Goal: Filter the data below for the string "CHRZĄSTOWICE" and copy each matching line.

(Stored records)

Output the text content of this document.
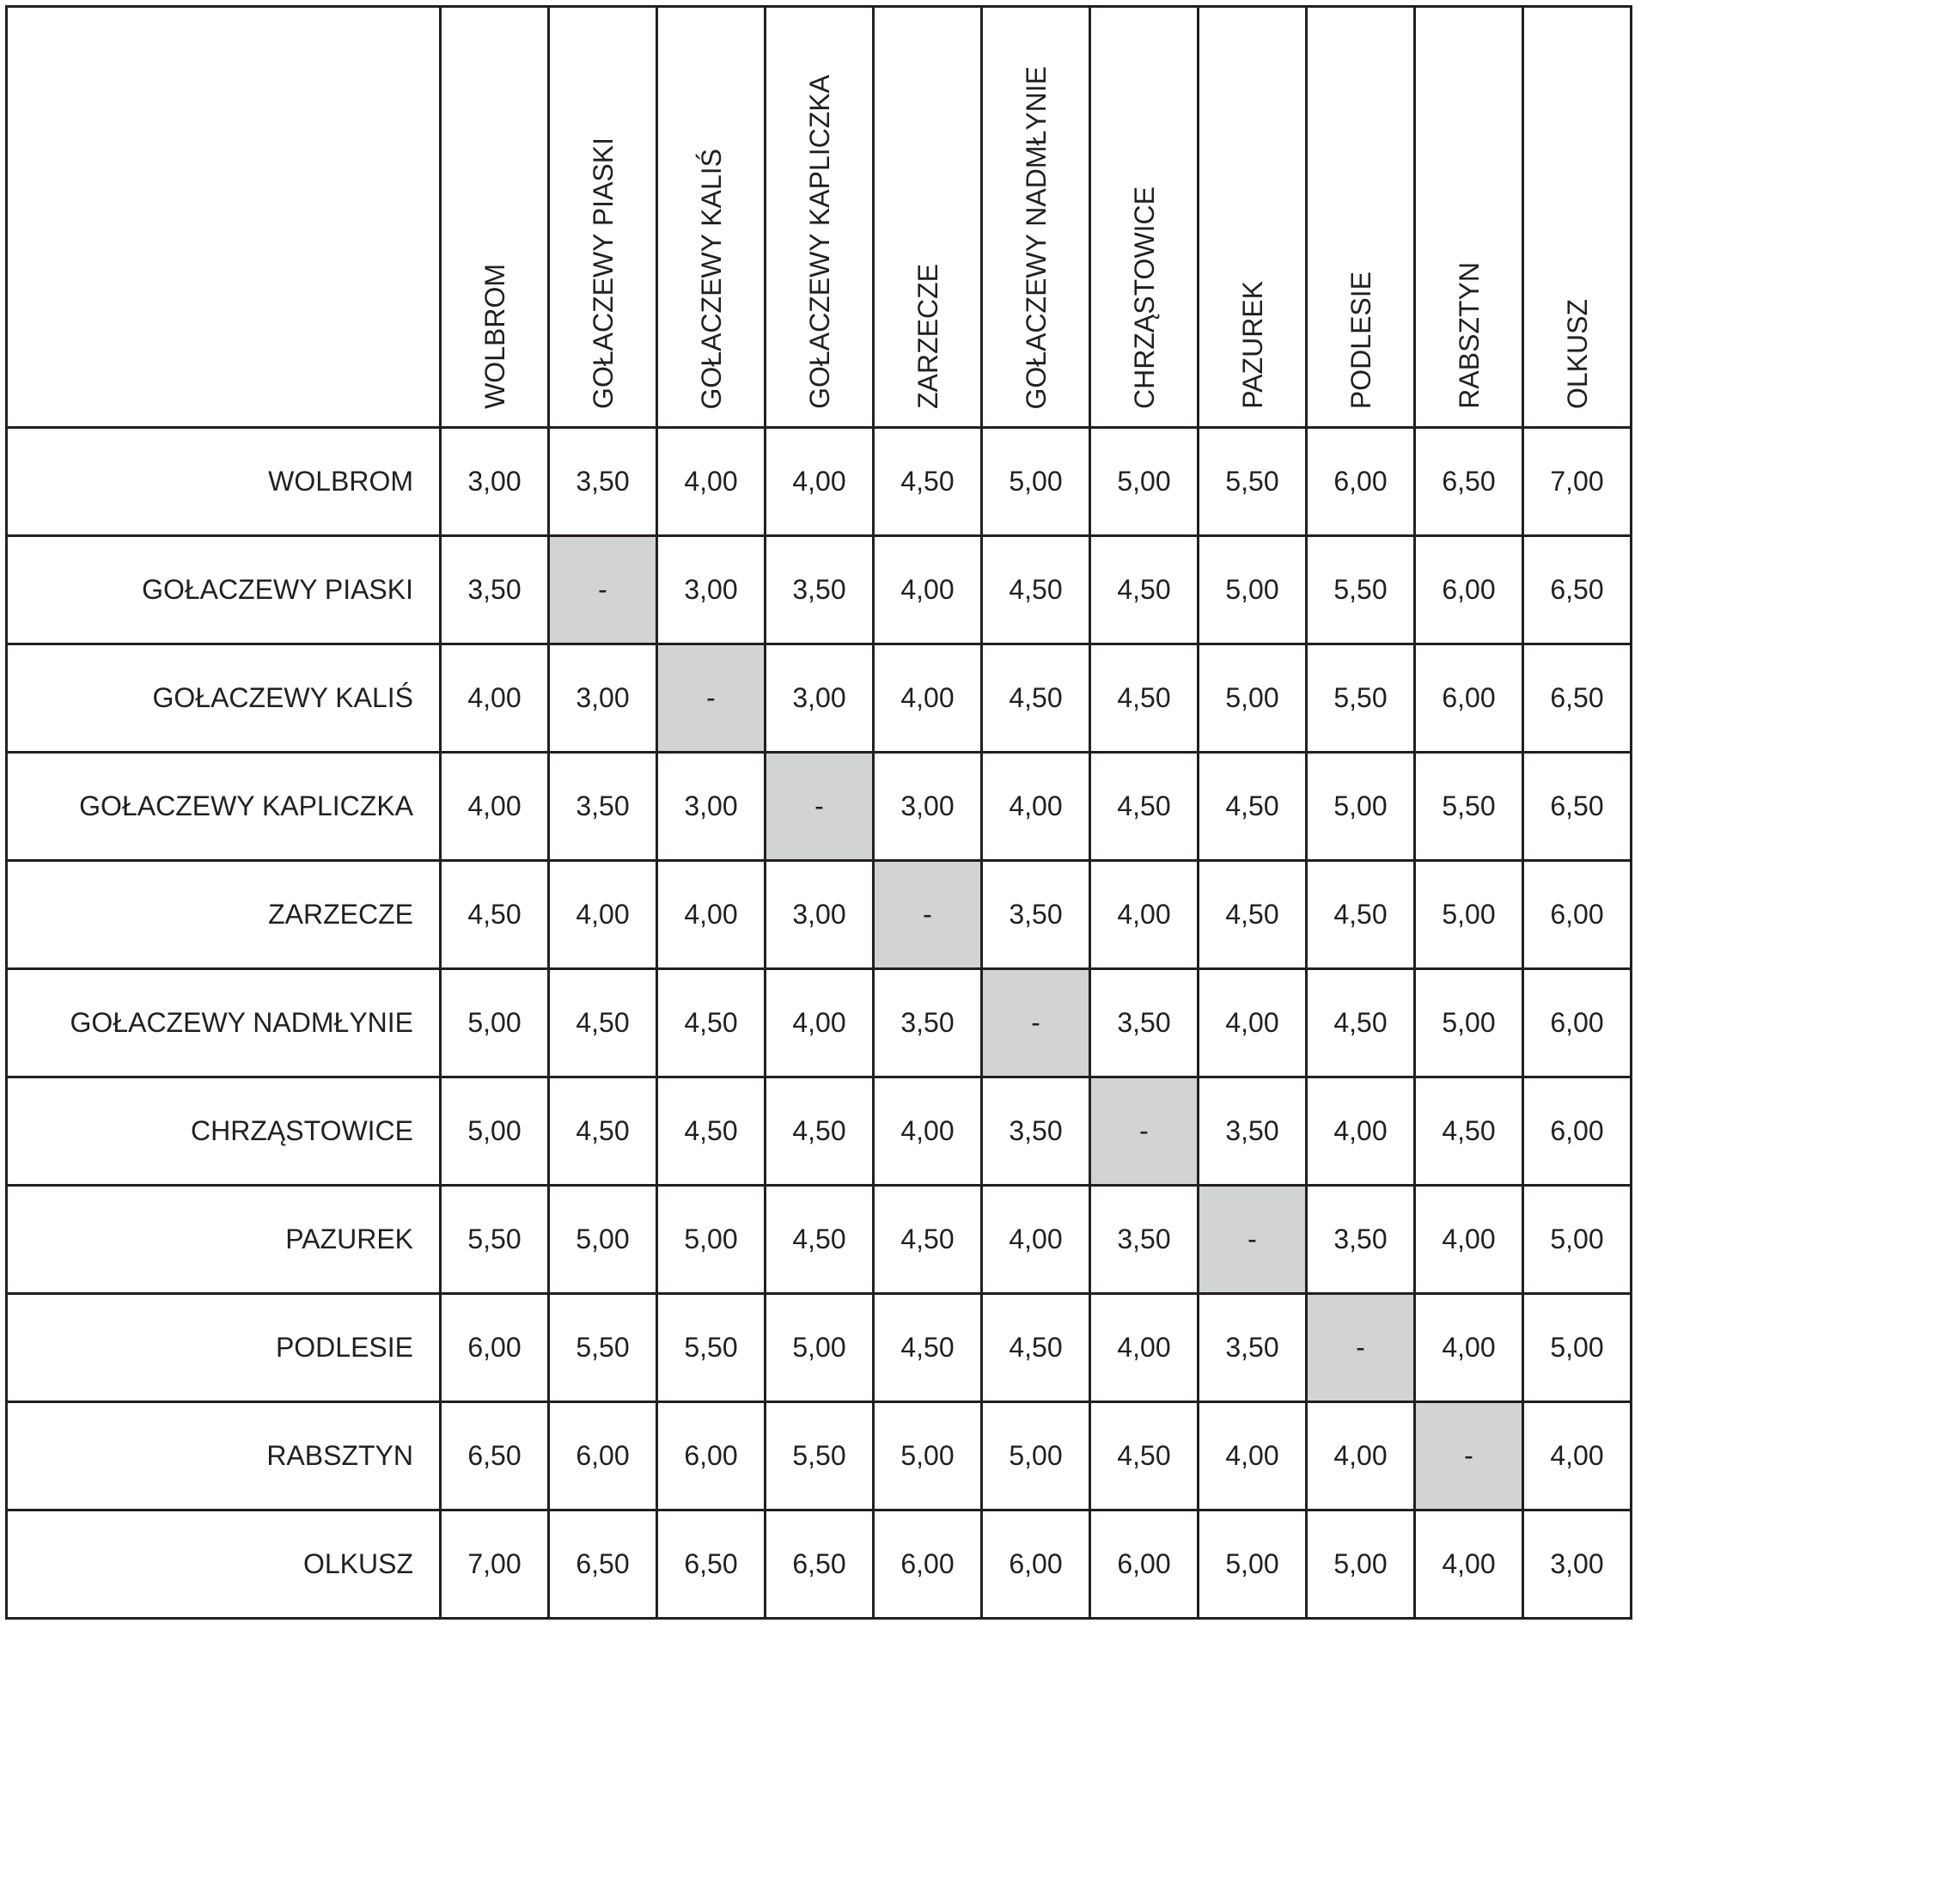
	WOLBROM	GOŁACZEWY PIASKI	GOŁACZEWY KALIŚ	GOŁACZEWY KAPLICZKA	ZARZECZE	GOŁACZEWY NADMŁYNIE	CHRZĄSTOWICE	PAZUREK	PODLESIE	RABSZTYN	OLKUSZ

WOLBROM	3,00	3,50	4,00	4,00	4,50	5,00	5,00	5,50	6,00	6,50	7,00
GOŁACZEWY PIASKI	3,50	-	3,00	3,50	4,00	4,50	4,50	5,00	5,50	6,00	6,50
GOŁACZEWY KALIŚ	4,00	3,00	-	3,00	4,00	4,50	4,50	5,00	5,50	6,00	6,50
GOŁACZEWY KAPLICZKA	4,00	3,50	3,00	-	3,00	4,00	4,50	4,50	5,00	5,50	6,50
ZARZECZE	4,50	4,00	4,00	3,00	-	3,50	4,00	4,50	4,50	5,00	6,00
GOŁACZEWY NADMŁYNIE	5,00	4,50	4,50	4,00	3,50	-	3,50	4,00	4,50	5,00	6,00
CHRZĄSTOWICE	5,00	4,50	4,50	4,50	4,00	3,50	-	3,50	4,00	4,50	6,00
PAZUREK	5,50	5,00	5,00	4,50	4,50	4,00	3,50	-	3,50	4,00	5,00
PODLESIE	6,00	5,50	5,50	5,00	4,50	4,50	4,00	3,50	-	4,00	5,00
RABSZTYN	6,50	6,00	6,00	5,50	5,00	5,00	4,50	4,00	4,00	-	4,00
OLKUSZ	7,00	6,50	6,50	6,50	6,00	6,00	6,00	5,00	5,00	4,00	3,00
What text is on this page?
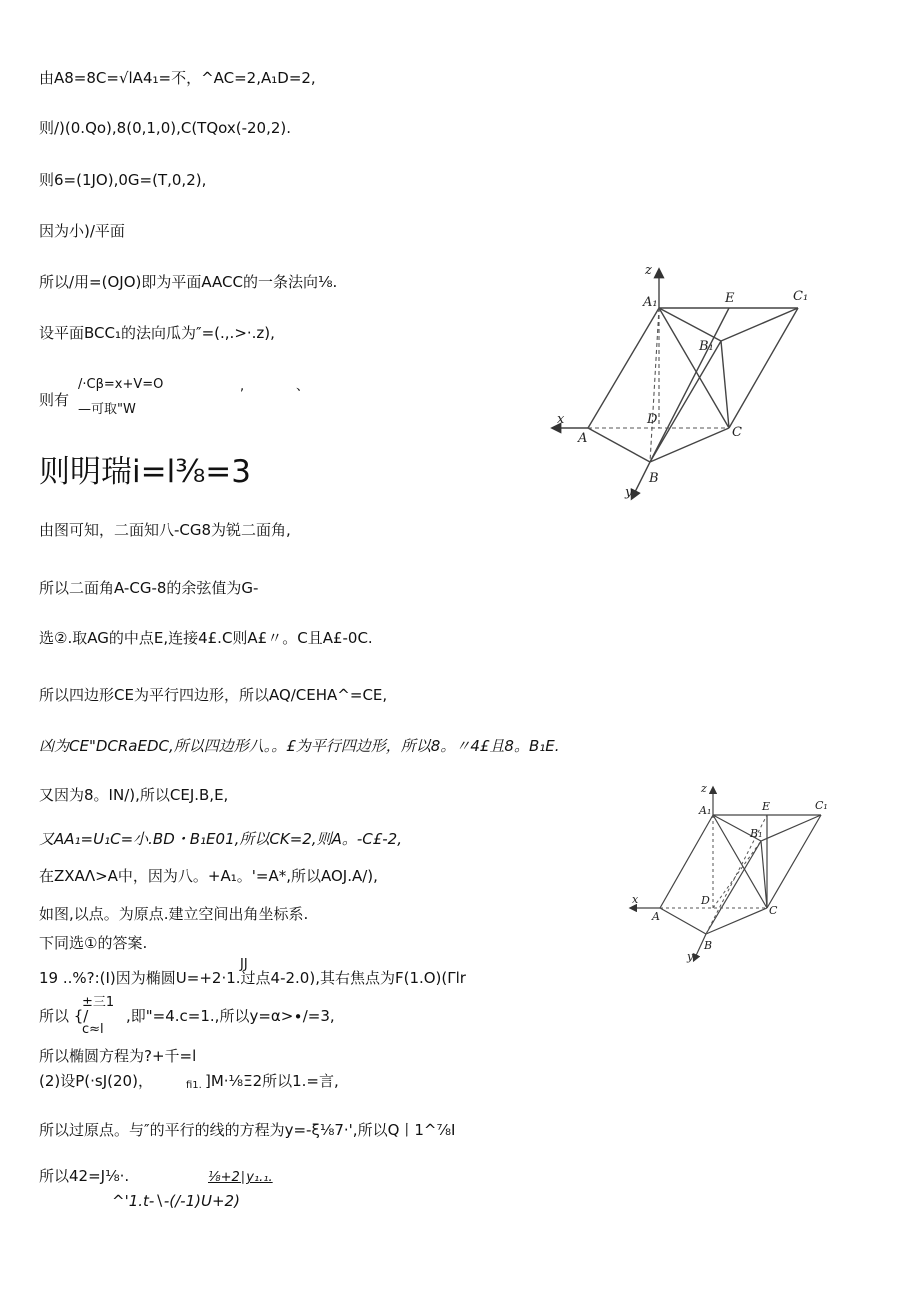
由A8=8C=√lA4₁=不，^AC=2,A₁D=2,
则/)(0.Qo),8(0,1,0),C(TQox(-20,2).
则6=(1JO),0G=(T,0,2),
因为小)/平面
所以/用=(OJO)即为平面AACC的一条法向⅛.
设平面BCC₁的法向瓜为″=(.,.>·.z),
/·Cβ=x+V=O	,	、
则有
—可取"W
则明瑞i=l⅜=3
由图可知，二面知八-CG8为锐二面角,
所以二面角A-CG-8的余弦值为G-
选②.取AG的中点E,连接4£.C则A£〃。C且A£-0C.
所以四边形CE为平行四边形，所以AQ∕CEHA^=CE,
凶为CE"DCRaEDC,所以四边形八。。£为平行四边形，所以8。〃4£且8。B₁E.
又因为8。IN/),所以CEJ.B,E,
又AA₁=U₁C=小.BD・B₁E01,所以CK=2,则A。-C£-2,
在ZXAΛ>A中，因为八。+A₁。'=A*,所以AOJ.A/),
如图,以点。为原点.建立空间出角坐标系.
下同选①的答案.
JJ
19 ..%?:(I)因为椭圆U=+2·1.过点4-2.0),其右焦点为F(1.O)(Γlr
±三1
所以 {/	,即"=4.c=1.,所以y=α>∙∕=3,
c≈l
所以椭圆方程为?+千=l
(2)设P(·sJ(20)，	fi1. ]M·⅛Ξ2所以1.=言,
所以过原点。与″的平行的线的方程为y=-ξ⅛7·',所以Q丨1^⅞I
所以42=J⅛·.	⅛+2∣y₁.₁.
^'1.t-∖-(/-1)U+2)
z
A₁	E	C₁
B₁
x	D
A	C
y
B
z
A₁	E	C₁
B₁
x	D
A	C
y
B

Solution:
	WOLBROM	GOŁACZEWY PIASKI	GOŁACZEWY KALIŚ	GOŁACZEWY KAPLICZKA	ZARZECZE	GOŁACZEWY NADMŁYNIE	CHRZĄSTOWICE	PAZUREK	PODLESIE	RABSZTYN	OLKUSZ
CHRZĄSTOWICE	5,00	4,50	4,50	4,50	4,00	3,50	-	3,50	4,00	4,50	6,00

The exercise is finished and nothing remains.